Records about charts and figures:
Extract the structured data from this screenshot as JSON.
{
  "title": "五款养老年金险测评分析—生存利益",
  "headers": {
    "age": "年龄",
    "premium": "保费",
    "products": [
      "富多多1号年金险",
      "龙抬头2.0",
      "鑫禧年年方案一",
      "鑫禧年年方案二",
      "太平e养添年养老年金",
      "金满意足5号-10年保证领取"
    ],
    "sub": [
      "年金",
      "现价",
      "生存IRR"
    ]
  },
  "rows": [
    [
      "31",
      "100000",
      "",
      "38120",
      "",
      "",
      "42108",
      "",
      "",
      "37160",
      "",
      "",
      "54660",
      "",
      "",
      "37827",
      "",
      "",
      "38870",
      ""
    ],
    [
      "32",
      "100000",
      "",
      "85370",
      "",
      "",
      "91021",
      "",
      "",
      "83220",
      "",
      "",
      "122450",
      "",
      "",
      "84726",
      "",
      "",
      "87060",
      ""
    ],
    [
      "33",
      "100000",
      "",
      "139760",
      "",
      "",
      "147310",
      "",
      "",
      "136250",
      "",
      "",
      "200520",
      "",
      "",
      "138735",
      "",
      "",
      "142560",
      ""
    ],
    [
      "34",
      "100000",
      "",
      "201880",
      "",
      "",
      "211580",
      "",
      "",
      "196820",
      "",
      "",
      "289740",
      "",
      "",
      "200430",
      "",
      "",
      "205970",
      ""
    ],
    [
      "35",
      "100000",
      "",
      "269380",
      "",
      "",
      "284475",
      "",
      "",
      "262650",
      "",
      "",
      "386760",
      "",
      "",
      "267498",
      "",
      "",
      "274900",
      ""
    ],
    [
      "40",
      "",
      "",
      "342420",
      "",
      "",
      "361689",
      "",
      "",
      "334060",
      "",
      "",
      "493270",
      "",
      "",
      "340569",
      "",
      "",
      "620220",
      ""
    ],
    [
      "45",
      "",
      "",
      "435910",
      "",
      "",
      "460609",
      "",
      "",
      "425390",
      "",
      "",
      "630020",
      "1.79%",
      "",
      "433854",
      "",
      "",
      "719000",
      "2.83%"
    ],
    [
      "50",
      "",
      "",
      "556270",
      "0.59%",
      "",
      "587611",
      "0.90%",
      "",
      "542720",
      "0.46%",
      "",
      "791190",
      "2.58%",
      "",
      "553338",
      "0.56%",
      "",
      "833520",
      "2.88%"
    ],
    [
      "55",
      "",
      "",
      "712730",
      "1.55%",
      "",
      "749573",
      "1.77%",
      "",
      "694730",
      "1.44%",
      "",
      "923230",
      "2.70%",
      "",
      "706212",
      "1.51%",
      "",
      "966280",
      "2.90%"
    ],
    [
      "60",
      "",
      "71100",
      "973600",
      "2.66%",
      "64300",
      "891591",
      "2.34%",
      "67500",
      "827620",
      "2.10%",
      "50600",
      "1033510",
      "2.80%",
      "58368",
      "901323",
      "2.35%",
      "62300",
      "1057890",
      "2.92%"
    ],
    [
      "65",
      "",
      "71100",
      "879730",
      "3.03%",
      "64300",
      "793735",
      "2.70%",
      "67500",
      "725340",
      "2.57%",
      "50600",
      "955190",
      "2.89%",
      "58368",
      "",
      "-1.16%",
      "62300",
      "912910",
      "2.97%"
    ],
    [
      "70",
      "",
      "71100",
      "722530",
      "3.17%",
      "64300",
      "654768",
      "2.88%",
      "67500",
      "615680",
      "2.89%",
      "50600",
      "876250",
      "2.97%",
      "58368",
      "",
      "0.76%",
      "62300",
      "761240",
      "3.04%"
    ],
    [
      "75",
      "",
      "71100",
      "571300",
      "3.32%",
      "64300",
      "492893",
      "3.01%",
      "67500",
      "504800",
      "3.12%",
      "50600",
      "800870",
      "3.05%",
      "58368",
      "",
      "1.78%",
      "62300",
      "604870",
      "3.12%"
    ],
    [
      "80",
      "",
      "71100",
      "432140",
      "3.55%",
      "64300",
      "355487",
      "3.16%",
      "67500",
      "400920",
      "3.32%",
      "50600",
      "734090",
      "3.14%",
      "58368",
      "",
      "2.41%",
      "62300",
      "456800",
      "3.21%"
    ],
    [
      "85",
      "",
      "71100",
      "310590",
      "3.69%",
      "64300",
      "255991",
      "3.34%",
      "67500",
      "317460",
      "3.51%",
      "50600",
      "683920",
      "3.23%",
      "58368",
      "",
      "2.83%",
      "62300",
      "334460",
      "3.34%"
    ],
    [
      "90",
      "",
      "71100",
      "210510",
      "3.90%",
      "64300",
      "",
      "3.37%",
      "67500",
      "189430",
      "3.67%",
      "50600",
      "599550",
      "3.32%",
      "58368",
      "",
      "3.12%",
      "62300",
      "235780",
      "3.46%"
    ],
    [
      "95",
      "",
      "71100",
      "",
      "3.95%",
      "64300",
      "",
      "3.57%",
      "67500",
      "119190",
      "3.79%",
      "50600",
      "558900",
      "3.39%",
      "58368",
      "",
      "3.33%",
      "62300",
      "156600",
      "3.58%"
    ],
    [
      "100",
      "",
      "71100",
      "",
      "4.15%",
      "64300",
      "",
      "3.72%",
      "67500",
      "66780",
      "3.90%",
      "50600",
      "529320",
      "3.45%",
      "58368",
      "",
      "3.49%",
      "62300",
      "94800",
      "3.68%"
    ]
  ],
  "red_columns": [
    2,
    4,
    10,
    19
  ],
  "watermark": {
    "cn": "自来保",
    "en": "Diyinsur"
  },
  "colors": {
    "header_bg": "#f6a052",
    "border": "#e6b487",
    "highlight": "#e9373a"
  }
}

Objective.
Output the full listing exactly as it stands.

Problem solution.
Extract the structured data from this screenshot as JSON.
{
  "title": "五款养老年金险测评分析—生存利益",
  "headers": {
    "age": "年龄",
    "premium": "保费",
    "products": [
      "富多多1号年金险",
      "龙抬头2.0",
      "鑫禧年年方案一",
      "鑫禧年年方案二",
      "太平e养添年养老年金",
      "金满意足5号-10年保证领取"
    ],
    "sub": [
      "年金",
      "现价",
      "生存IRR"
    ]
  },
  "rows": [
    [
      "31",
      "100000",
      "",
      "38120",
      "",
      "",
      "42108",
      "",
      "",
      "37160",
      "",
      "",
      "54660",
      "",
      "",
      "37827",
      "",
      "",
      "38870",
      ""
    ],
    [
      "32",
      "100000",
      "",
      "85370",
      "",
      "",
      "91021",
      "",
      "",
      "83220",
      "",
      "",
      "122450",
      "",
      "",
      "84726",
      "",
      "",
      "87060",
      ""
    ],
    [
      "33",
      "100000",
      "",
      "139760",
      "",
      "",
      "147310",
      "",
      "",
      "136250",
      "",
      "",
      "200520",
      "",
      "",
      "138735",
      "",
      "",
      "142560",
      ""
    ],
    [
      "34",
      "100000",
      "",
      "201880",
      "",
      "",
      "211580",
      "",
      "",
      "196820",
      "",
      "",
      "289740",
      "",
      "",
      "200430",
      "",
      "",
      "205970",
      ""
    ],
    [
      "35",
      "100000",
      "",
      "269380",
      "",
      "",
      "284475",
      "",
      "",
      "262650",
      "",
      "",
      "386760",
      "",
      "",
      "267498",
      "",
      "",
      "274900",
      ""
    ],
    [
      "40",
      "",
      "",
      "342420",
      "",
      "",
      "361689",
      "",
      "",
      "334060",
      "",
      "",
      "493270",
      "",
      "",
      "340569",
      "",
      "",
      "620220",
      ""
    ],
    [
      "45",
      "",
      "",
      "435910",
      "",
      "",
      "460609",
      "",
      "",
      "425390",
      "",
      "",
      "630020",
      "1.79%",
      "",
      "433854",
      "",
      "",
      "719000",
      "2.83%"
    ],
    [
      "50",
      "",
      "",
      "556270",
      "0.59%",
      "",
      "587611",
      "0.90%",
      "",
      "542720",
      "0.46%",
      "",
      "791190",
      "2.58%",
      "",
      "553338",
      "0.56%",
      "",
      "833520",
      "2.88%"
    ],
    [
      "55",
      "",
      "",
      "712730",
      "1.55%",
      "",
      "749573",
      "1.77%",
      "",
      "694730",
      "1.44%",
      "",
      "923230",
      "2.70%",
      "",
      "706212",
      "1.51%",
      "",
      "966280",
      "2.90%"
    ],
    [
      "60",
      "",
      "71100",
      "973600",
      "2.66%",
      "64300",
      "891591",
      "2.34%",
      "67500",
      "827620",
      "2.10%",
      "50600",
      "1033510",
      "2.80%",
      "58368",
      "901323",
      "2.35%",
      "62300",
      "1057890",
      "2.92%"
    ],
    [
      "65",
      "",
      "71100",
      "879730",
      "3.03%",
      "64300",
      "793735",
      "2.70%",
      "67500",
      "725340",
      "2.57%",
      "50600",
      "955190",
      "2.89%",
      "58368",
      "",
      "-1.16%",
      "62300",
      "912910",
      "2.97%"
    ],
    [
      "70",
      "",
      "71100",
      "722530",
      "3.17%",
      "64300",
      "654768",
      "2.88%",
      "67500",
      "615680",
      "2.89%",
      "50600",
      "876250",
      "2.97%",
      "58368",
      "",
      "0.76%",
      "62300",
      "761240",
      "3.04%"
    ],
    [
      "75",
      "",
      "71100",
      "571300",
      "3.32%",
      "64300",
      "492893",
      "3.01%",
      "67500",
      "504800",
      "3.12%",
      "50600",
      "800870",
      "3.05%",
      "58368",
      "",
      "1.78%",
      "62300",
      "604870",
      "3.12%"
    ],
    [
      "80",
      "",
      "71100",
      "432140",
      "3.55%",
      "64300",
      "355487",
      "3.16%",
      "67500",
      "400920",
      "3.32%",
      "50600",
      "734090",
      "3.14%",
      "58368",
      "",
      "2.41%",
      "62300",
      "456800",
      "3.21%"
    ],
    [
      "85",
      "",
      "71100",
      "310590",
      "3.69%",
      "64300",
      "255991",
      "3.34%",
      "67500",
      "317460",
      "3.51%",
      "50600",
      "683920",
      "3.23%",
      "58368",
      "",
      "2.83%",
      "62300",
      "334460",
      "3.34%"
    ],
    [
      "90",
      "",
      "71100",
      "210510",
      "3.90%",
      "64300",
      "",
      "3.37%",
      "67500",
      "189430",
      "3.67%",
      "50600",
      "599550",
      "3.32%",
      "58368",
      "",
      "3.12%",
      "62300",
      "235780",
      "3.46%"
    ],
    [
      "95",
      "",
      "71100",
      "",
      "3.95%",
      "64300",
      "",
      "3.57%",
      "67500",
      "119190",
      "3.79%",
      "50600",
      "558900",
      "3.39%",
      "58368",
      "",
      "3.33%",
      "62300",
      "156600",
      "3.58%"
    ],
    [
      "100",
      "",
      "71100",
      "",
      "4.15%",
      "64300",
      "",
      "3.72%",
      "67500",
      "66780",
      "3.90%",
      "50600",
      "529320",
      "3.45%",
      "58368",
      "",
      "3.49%",
      "62300",
      "94800",
      "3.68%"
    ]
  ],
  "red_columns": [
    2,
    4,
    10,
    19
  ],
  "watermark": {
    "cn": "自来保",
    "en": "Diyinsur"
  },
  "colors": {
    "header_bg": "#f6a052",
    "border": "#e6b487",
    "highlight": "#e9373a"
  }
}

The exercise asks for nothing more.